#### [Exercise objective]
Of all the lines in the material, how many contain the word "emission"? State the number alone.

#### [Exercise data]

^^^^^^^^

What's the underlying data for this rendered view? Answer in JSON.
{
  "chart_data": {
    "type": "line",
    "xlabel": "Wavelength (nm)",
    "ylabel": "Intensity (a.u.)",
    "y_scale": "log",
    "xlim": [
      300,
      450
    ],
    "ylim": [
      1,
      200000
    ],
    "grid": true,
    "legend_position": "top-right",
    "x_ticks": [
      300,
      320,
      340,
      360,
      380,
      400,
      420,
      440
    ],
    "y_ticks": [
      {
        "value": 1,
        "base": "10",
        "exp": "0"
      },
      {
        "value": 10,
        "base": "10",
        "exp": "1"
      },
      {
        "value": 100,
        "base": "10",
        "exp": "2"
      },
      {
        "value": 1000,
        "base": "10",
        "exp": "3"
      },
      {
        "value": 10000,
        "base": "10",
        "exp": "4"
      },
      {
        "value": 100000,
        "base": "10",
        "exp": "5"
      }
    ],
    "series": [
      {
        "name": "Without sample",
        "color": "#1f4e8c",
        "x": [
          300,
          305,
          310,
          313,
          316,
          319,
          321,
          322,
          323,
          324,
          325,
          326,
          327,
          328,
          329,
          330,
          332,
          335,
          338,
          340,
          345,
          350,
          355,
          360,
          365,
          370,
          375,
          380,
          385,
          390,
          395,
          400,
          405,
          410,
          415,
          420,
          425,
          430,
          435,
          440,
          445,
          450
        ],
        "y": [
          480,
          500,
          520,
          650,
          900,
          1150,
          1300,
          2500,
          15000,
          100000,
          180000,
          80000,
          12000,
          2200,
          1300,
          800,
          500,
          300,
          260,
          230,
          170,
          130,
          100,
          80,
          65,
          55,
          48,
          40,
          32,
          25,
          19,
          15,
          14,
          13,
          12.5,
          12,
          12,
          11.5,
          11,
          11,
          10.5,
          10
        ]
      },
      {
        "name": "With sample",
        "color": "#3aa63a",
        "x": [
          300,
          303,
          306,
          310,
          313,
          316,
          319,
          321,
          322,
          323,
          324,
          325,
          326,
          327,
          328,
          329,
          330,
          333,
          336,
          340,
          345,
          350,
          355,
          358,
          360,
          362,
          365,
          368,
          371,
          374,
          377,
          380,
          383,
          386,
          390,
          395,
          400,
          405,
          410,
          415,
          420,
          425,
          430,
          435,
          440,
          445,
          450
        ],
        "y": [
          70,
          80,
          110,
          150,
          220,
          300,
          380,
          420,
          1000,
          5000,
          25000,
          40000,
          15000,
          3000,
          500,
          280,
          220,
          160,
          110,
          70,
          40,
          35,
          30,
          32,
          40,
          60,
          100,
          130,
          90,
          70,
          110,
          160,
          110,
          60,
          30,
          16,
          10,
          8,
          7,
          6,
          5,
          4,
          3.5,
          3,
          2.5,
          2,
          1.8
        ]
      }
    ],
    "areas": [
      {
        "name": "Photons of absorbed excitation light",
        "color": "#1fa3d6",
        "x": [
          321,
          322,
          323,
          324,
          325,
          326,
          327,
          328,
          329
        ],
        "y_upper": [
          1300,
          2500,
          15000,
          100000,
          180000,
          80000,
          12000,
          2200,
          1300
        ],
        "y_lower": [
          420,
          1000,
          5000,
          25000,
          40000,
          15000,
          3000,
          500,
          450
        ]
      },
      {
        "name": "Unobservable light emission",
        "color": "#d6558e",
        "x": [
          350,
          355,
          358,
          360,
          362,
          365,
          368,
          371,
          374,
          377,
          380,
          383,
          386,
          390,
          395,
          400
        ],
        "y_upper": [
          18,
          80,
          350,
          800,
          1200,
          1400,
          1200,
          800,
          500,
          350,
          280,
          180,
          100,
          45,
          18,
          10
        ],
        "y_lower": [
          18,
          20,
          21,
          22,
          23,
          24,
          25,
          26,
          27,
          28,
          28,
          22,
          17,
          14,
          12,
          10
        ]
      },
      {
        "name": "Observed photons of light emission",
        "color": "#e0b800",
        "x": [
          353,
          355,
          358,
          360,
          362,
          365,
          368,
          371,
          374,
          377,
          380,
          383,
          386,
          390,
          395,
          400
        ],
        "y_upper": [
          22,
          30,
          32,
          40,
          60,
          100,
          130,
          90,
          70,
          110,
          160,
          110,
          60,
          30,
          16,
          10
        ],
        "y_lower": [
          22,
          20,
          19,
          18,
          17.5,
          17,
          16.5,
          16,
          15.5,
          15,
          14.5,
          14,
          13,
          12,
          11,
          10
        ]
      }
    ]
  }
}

^^^^^^^^

#### [Solution below]
2